- _SELECTED EXCERPT_
□ □ □ □ □ □ □
UNITED STATES DISTRICT COURT SOUTHERN DISTRICT OF NEW YORK
Aug 18, 2020
18 Civ. 3421 (GBD) (SLC) (S.D.N.Y. Aug. 18, 2020)

Opinion

18 Civ. 3421 (GBD) (SLC)

08-18-2020

EUGENE MOROZOV and MEM CONSULTING INC., Plaintiffs, v. ICOBOX HUB INC., ICOBOX, ALEX MOSKOVSKY, and NICKOLAY EVDOKIMOV, Defendants.


MEMORANDUM DECISION AND ORDER

:

Plaintiffs Eugene Morozov and MEM Consulting Inc. bring this action against Defendants ICOBOX Hub Inc., ICOBOX, Alex Moskovsky, and Nickolay Evdokimov for failure to pay wages and retaliatory discharge in violation of the Fair Labor Standards Act and New York Labor Laws, and for breach of contract. (First Am. Compl. ("FAC"), ECF No. 24.) Defendants were initially represented in this action by counsel Roman Leonov. On November 27, 2018, Leonov moved to withdraw as counsel for Defendant Moskovsky. (Notice of Mot. to Withdraw as Counsel, ECF No. 39.) This Court instructed Leonov to advise Defendant Moskovsky that he may expose himself to a default judgment if he failed to secure new counsel or defend himself personally. (Tr. dated December 12, 2018, ECF No. 48, at 3:4-11.) After Leonov informed Defendant Moskovsky of these potential consequences, this Court granted Leonov's motion to withdraw as counsel. (Endorsed Letter dated December 14, 2018, ECF No. 45.) Subsequently, on August 27, 2019, Leonov moved to withdraw from representing Defendants ICOBOX Hub Inc., ICOBOX, and Evdokimov. (Notice of Mot. to Withdraw as Counsel, ECF No. 64.) Leonov similarly warned Defendants ICOBOX Hub Inc., ICOBOX, and Evdokimov that if they failed to defend themselves, judgment may be granted in Plaintiffs' favor on a forthcoming partial motion for summary judgment. This Court granted Leonov's motion to withdraw. (Endorsed Letter dated August 27, 2019, ECF No. 65.)
□ □ □ □ □ □ □
- _RECORDS SUPPLIED_
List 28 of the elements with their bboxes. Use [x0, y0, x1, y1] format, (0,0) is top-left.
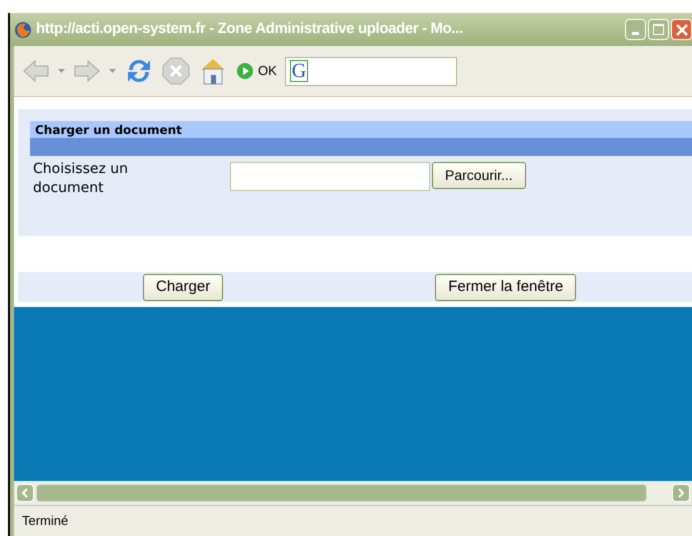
close-button[interactable] [671, 19, 692, 40]
back-arrow-icon[interactable] [22, 59, 50, 83]
scroll-right-button[interactable] [672, 484, 690, 502]
close-icon [676, 24, 688, 36]
chevron-left-icon [21, 488, 29, 498]
status-text: Terminé [22, 512, 68, 530]
search-field[interactable]: G [284, 56, 457, 86]
minimize-button[interactable] [625, 19, 646, 40]
forward-arrow-icon[interactable] [73, 59, 101, 83]
stop-icon[interactable] [162, 57, 190, 85]
browse-button[interactable]: Parcourir... [432, 162, 526, 189]
caret-icon[interactable] [109, 69, 116, 73]
close-window-button[interactable]: Fermer la fenêtre [435, 274, 576, 300]
scroll-left-button[interactable] [16, 484, 34, 502]
panel-title: Charger un document [35, 122, 182, 138]
search-engine-letter: G [290, 60, 308, 82]
scroll-thumb[interactable] [36, 484, 647, 502]
browser-logo-icon [14, 20, 32, 38]
window-title: http://acti.open-system.fr - Zone Administrative uploader - Mo... [36, 19, 463, 40]
go-label: OK [258, 62, 277, 80]
file-path-field[interactable] [230, 162, 430, 191]
horizontal-scrollbar[interactable] [14, 481, 692, 505]
chevron-right-icon [677, 488, 685, 498]
field-label: Choisissez un document [33, 160, 130, 198]
caret-icon[interactable] [58, 69, 65, 73]
go-icon[interactable] [236, 62, 254, 80]
maximize-button[interactable] [648, 19, 669, 40]
upload-button[interactable]: Charger [143, 274, 224, 300]
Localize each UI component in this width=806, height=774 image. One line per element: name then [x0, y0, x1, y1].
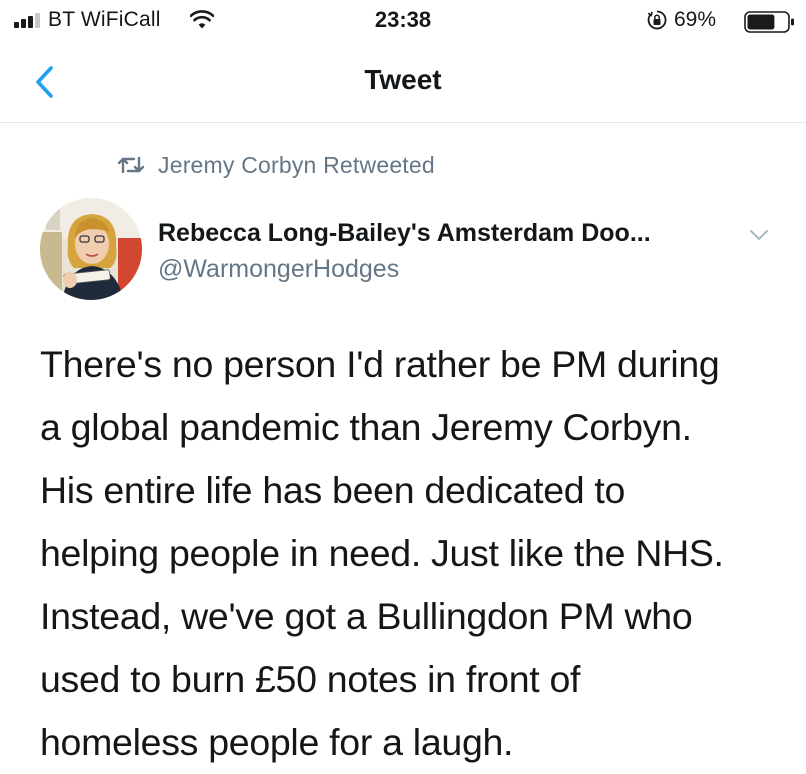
- tweet-text: There's no person I'd rather be PM durin…: [40, 333, 800, 774]
- nav-bar: Tweet: [0, 42, 806, 123]
- status-bar: BT WiFiCall 23:38 69%: [0, 0, 806, 42]
- avatar-photo: [40, 198, 142, 300]
- tweet-text-line: There's no person I'd rather be PM durin…: [40, 343, 720, 385]
- tweet-text-line: homeless people for a laugh.: [40, 721, 514, 763]
- retweet-label: Jeremy Corbyn Retweeted: [158, 151, 435, 178]
- battery-icon: [744, 11, 794, 33]
- tweet-text-line: a global pandemic than Jeremy Corbyn.: [40, 406, 692, 448]
- tweet-text-line: Instead, we've got a Bullingdon PM who: [40, 595, 693, 637]
- retweet-icon: [117, 156, 145, 174]
- retweet-banner[interactable]: Jeremy Corbyn Retweeted: [116, 148, 435, 182]
- battery-percent: 69%: [674, 8, 717, 31]
- chevron-down-icon[interactable]: [748, 224, 770, 246]
- orientation-lock-icon: [647, 10, 667, 30]
- tweet-text-line: His entire life has been dedicated to: [40, 469, 626, 511]
- page-title: Tweet: [364, 64, 442, 95]
- author-handle[interactable]: @WarmongerHodges: [158, 255, 399, 284]
- tweet-text-line: used to burn £50 notes in front of: [40, 658, 581, 700]
- avatar[interactable]: [40, 198, 142, 300]
- tweet-text-line: helping people in need. Just like the NH…: [40, 532, 724, 574]
- author-display-name[interactable]: Rebecca Long-Bailey's Amsterdam Doo...: [158, 219, 651, 248]
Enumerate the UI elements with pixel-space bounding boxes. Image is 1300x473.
□ □ □ □ □ □ □
- _WRITTEN TASK 1_
Answer these questions about the court's memorandum decision, giving each answer on its own line:
(a) On what date did Leonov move to withdraw as counsel for Defendant Moskovsky?
(b) What ECF number is given for the First Amended Complaint?
(c) On what date did Leonov move to withdraw from representing Defendants ICOBOX Hub Inc., ICOBOX, and Evdokimov?
- _WRITTEN TASK 2_
Swap "SOUTHERN DISTRICT OF NEW YORK" for "EASTERN DISTRICT OF NEW YORK" in the court's memorandum decision, giving the passage starting with "UNITED STATES DISTRICT" and going on through "NICKOLAY EVDOKIMOV, Defendants.".

- _REPLY 1_
(a) November 27, 2018
(b) ECF No. 24
(c) August 27, 2019

- _REPLY 2_
UNITED STATES DISTRICT COURT EASTERN DISTRICT OF NEW YORK
Aug 18, 2020
18 Civ. 3421 (GBD) (SLC) (S.D.N.Y. Aug. 18, 2020)

Opinion

18 Civ. 3421 (GBD) (SLC)

08-18-2020

EUGENE MOROZOV and MEM CONSULTING INC., Plaintiffs, v. ICOBOX HUB INC., ICOBOX, ALEX MOSKOVSKY, and NICKOLAY EVDOKIMOV, Defendants.